#### Exercise description:
Take every line where the string "Millions" appears and copy it.
## begin
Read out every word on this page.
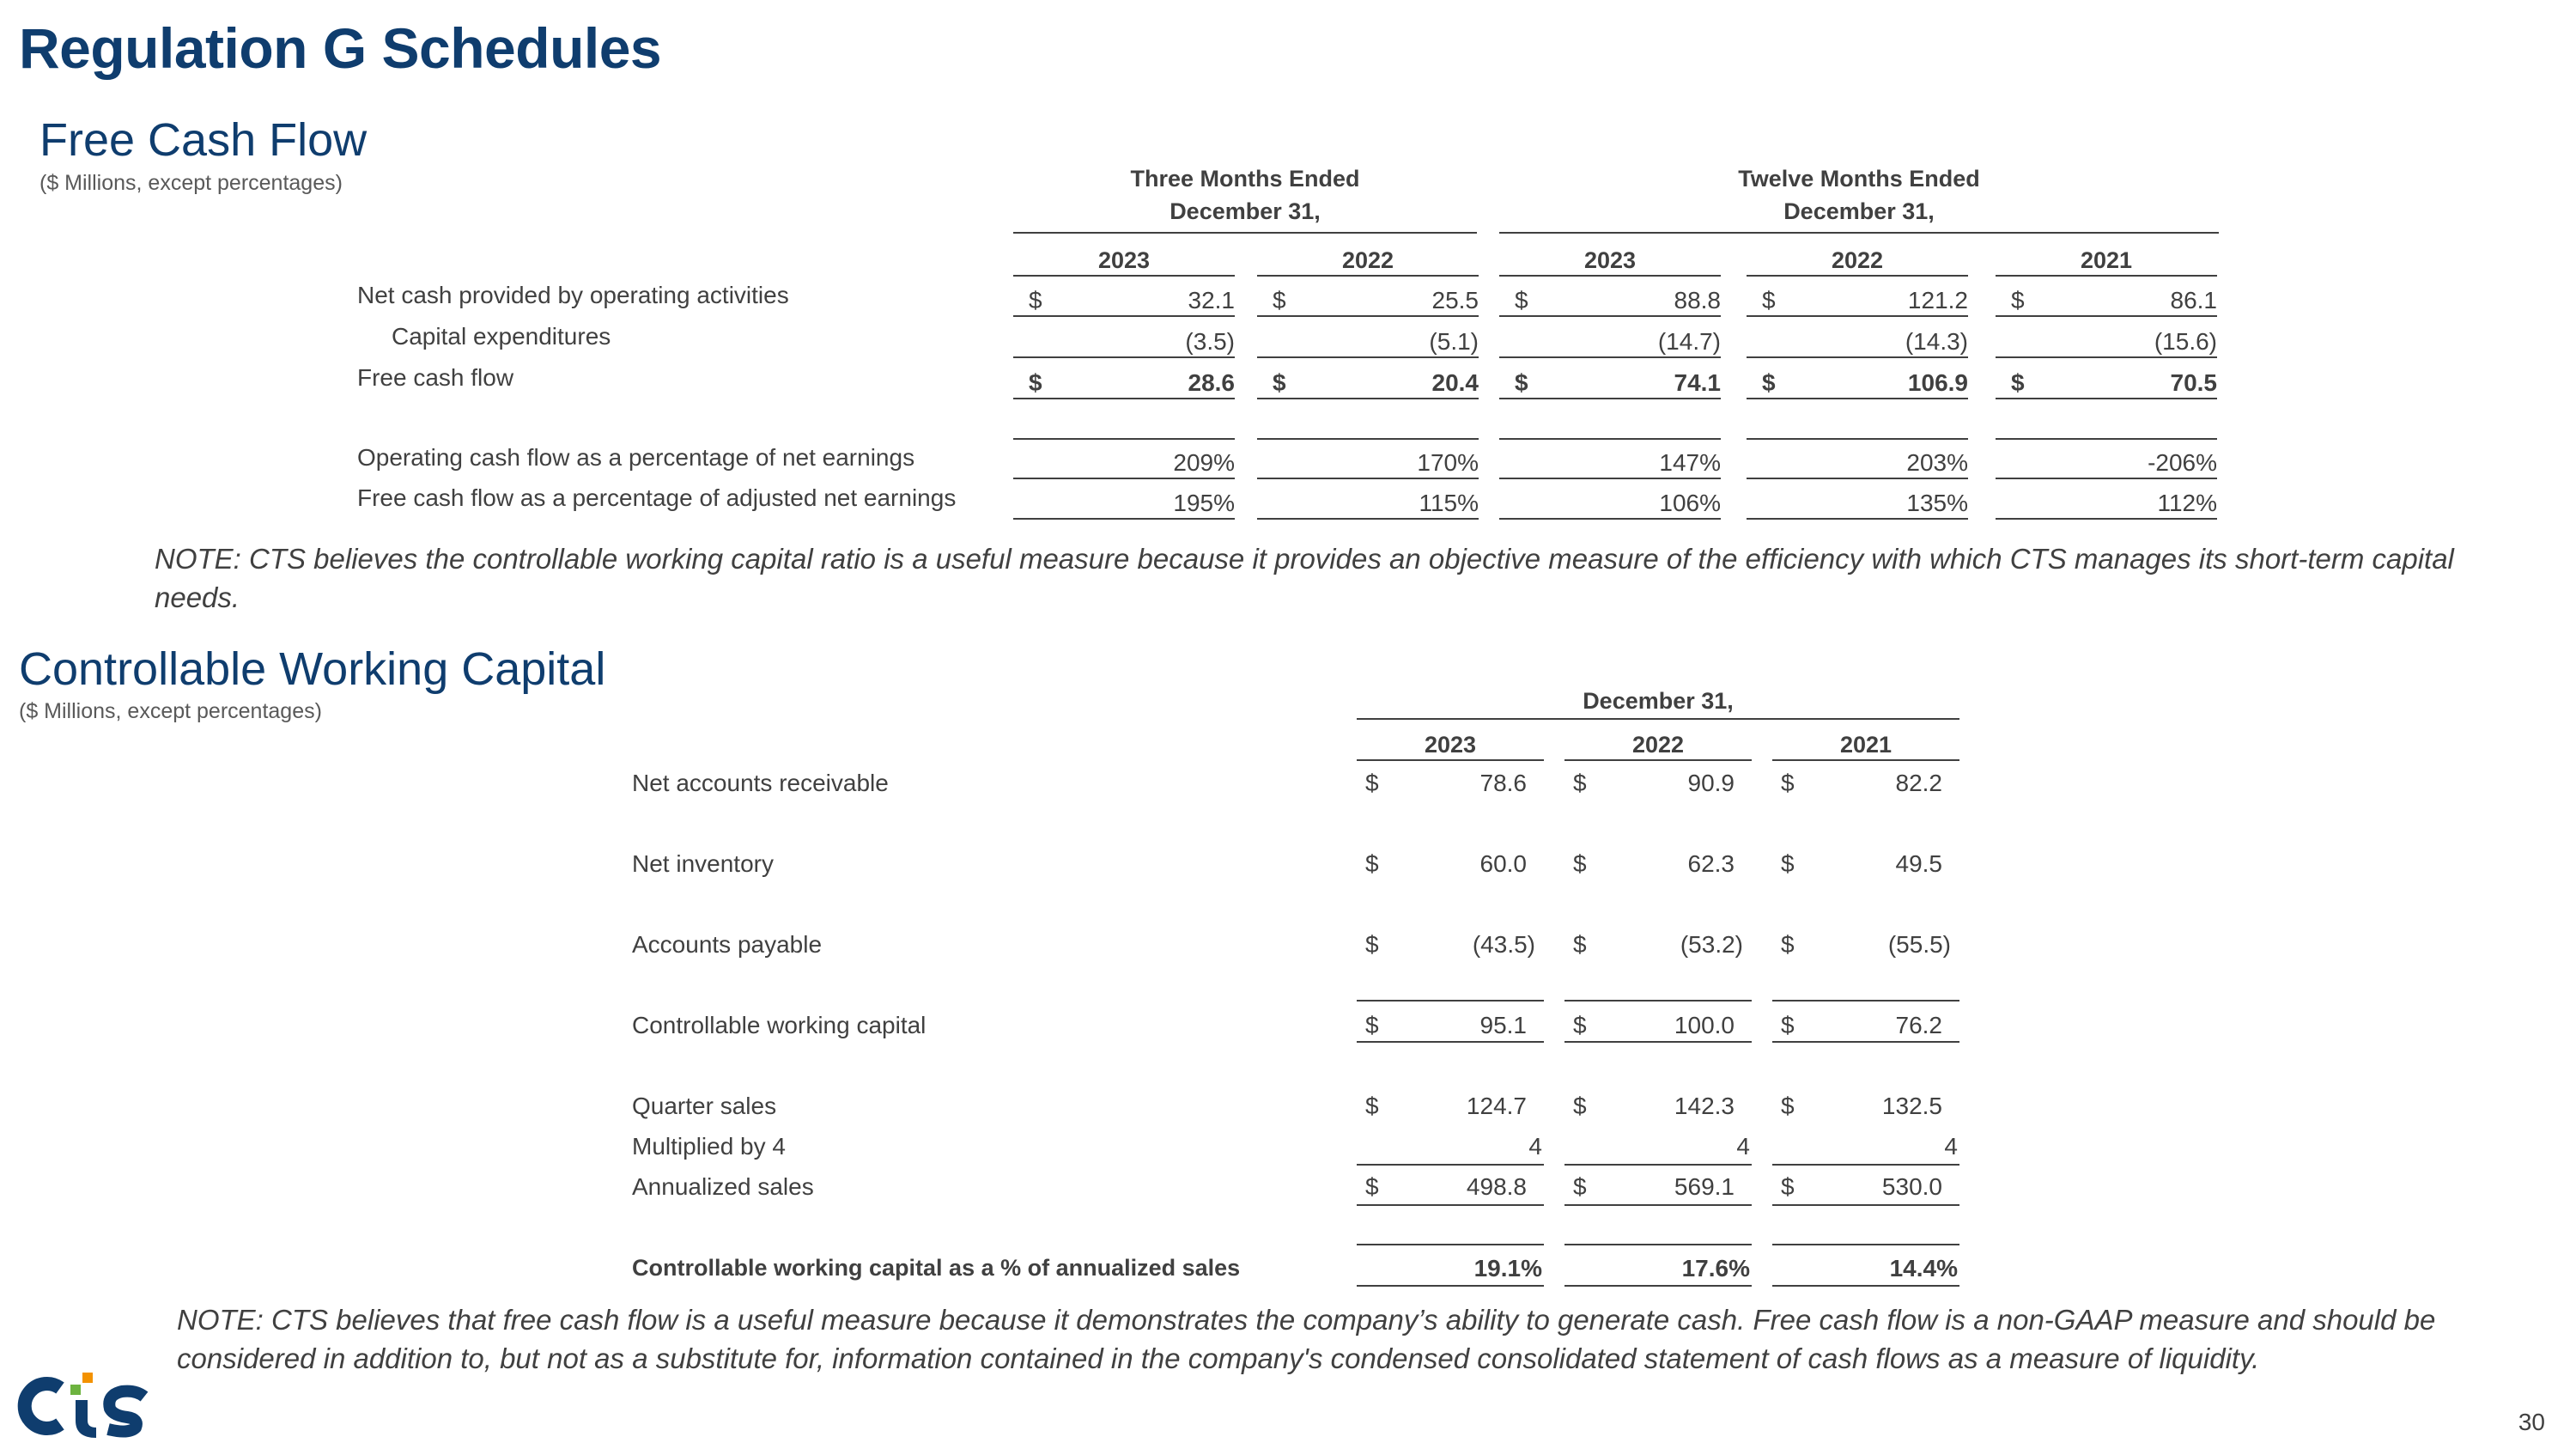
Regulation G Schedules
Free Cash Flow
($ Millions, except percentages)	Three Months Ended
December 31,
Twelve Months Ended
December 31,
2023	2022	2023	2022	2021
Net cash provided by operating activities	$	32.1 $	25.5 $	88.8 $	121.2 $	86.1
Capital expenditures	(3.5)	(5.1)	(14.7)	(14.3)	(15.6)
Free cash flow	$	28.6 $	20.4 $	74.1 $	106.9 $	70.5
Operating cash flow as a percentage of net earnings	209%	170%	147%	203%	-206%
Free cash flow as a percentage of adjusted net earnings	195%	115%	106%	135%	112%
NOTE: CTS believes the controllable working capital ratio is a useful measure because it provides an objective measure of the efficiency with which CTS manages its short-term capital needs.
Controllable Working Capital
($ Millions, except percentages)	December 31,
2023	2022	2021
Net accounts receivable	$	78.6 $	90.9 $	82.2
Net inventory	$	60.0 $	62.3 $	49.5
Accounts payable	$	(43.5) $	(53.2) $	(55.5)
Controllable working capital	$	95.1 $	100.0 $	76.2
Quarter sales	$	124.7 $	142.3 $	132.5
Multiplied by 4	4	4	4
Annualized sales	$	498.8 $	569.1 $	530.0
Controllable working capital as a % of annualized sales	19.1%	17.6%	14.4%
NOTE: CTS believes that free cash flow is a useful measure because it demonstrates the company’s ability to generate cash. Free cash flow is a non-GAAP measure and should be considered in addition to, but not as a substitute for, information contained in the company's condensed consolidated statement of cash flows as a measure of liquidity.
30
## end
#### Correct output:
($ Millions, except percentages)	Three Months Ended
($ Millions, except percentages)	December 31,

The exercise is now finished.